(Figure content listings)
***
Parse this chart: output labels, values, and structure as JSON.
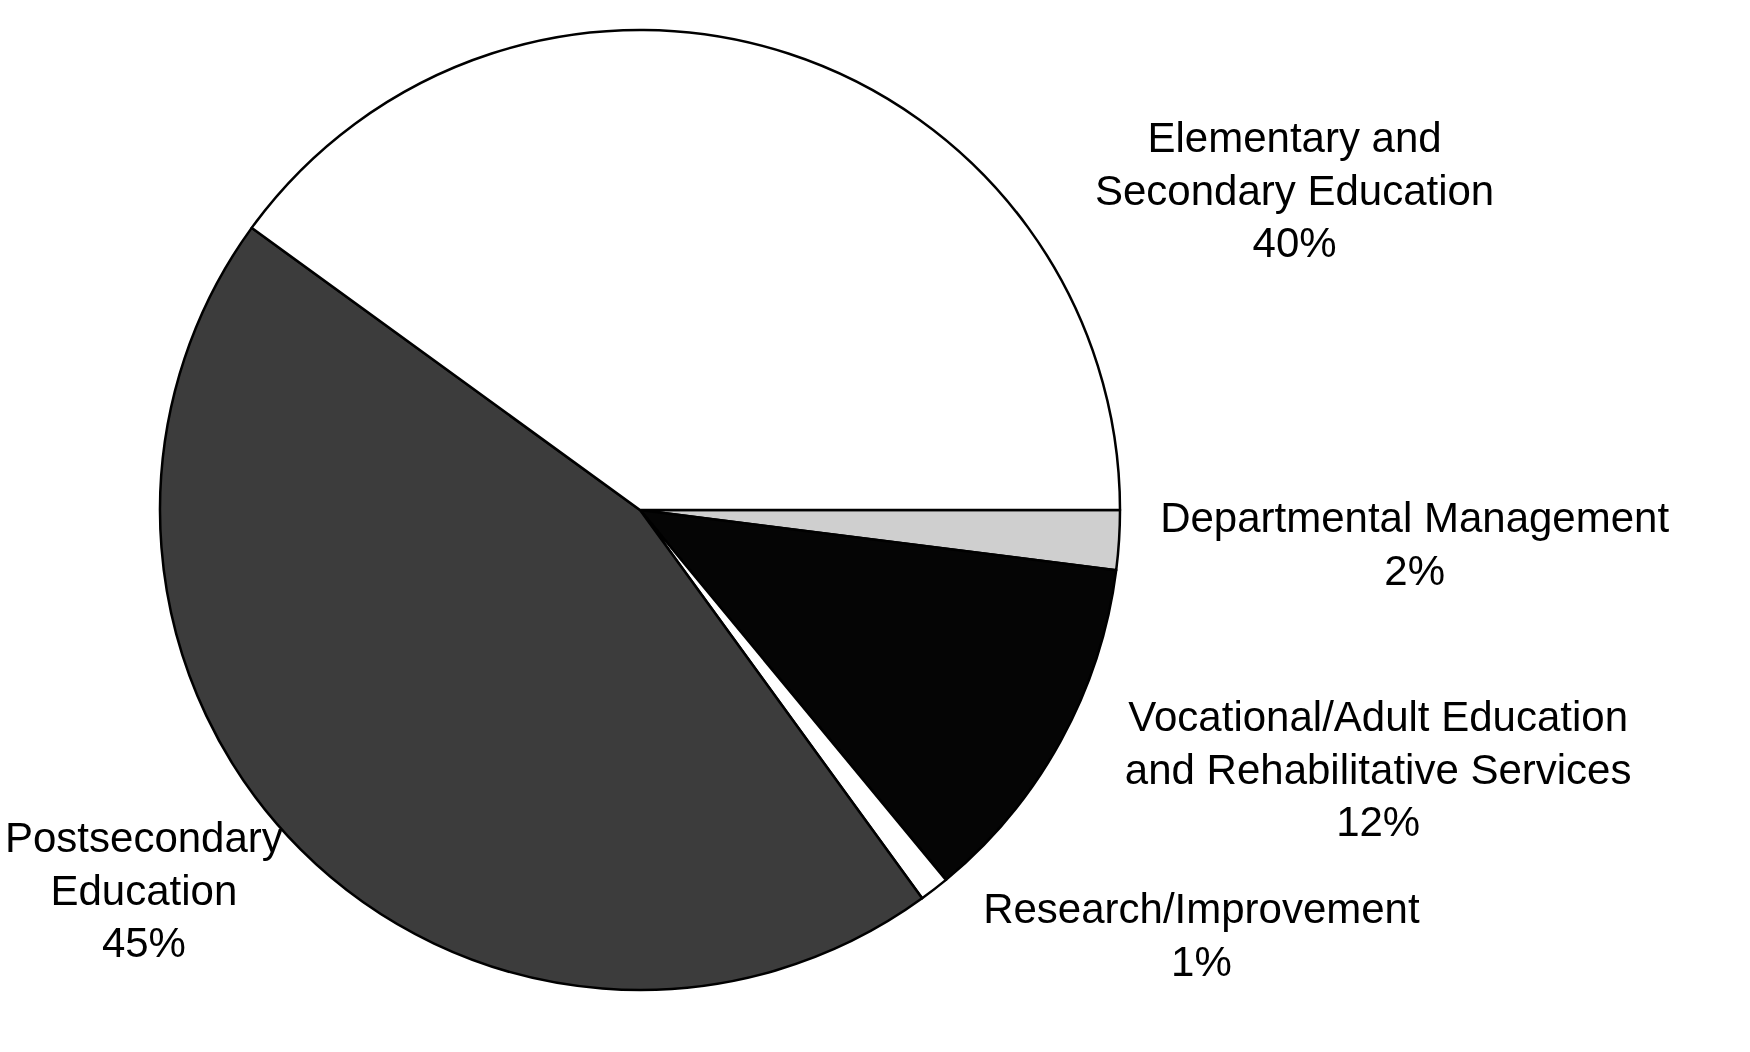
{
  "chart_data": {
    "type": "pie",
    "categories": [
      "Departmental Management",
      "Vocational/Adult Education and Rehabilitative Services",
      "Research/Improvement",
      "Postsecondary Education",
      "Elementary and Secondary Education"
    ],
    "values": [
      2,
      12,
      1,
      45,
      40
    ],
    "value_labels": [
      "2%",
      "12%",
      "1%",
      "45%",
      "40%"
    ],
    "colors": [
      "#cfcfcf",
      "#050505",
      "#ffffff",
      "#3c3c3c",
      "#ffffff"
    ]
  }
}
***
▶ [CHALLENGE]:
Your job is to transcribe the entries above exactly; skip the pictures.

▶ [EXPECTED ANSWER]:
Parse this chart: output labels, values, and structure as JSON.
{
  "chart_data": {
    "type": "pie",
    "categories": [
      "Departmental Management",
      "Vocational/Adult Education and Rehabilitative Services",
      "Research/Improvement",
      "Postsecondary Education",
      "Elementary and Secondary Education"
    ],
    "values": [
      2,
      12,
      1,
      45,
      40
    ],
    "value_labels": [
      "2%",
      "12%",
      "1%",
      "45%",
      "40%"
    ],
    "colors": [
      "#cfcfcf",
      "#050505",
      "#ffffff",
      "#3c3c3c",
      "#ffffff"
    ]
  }
}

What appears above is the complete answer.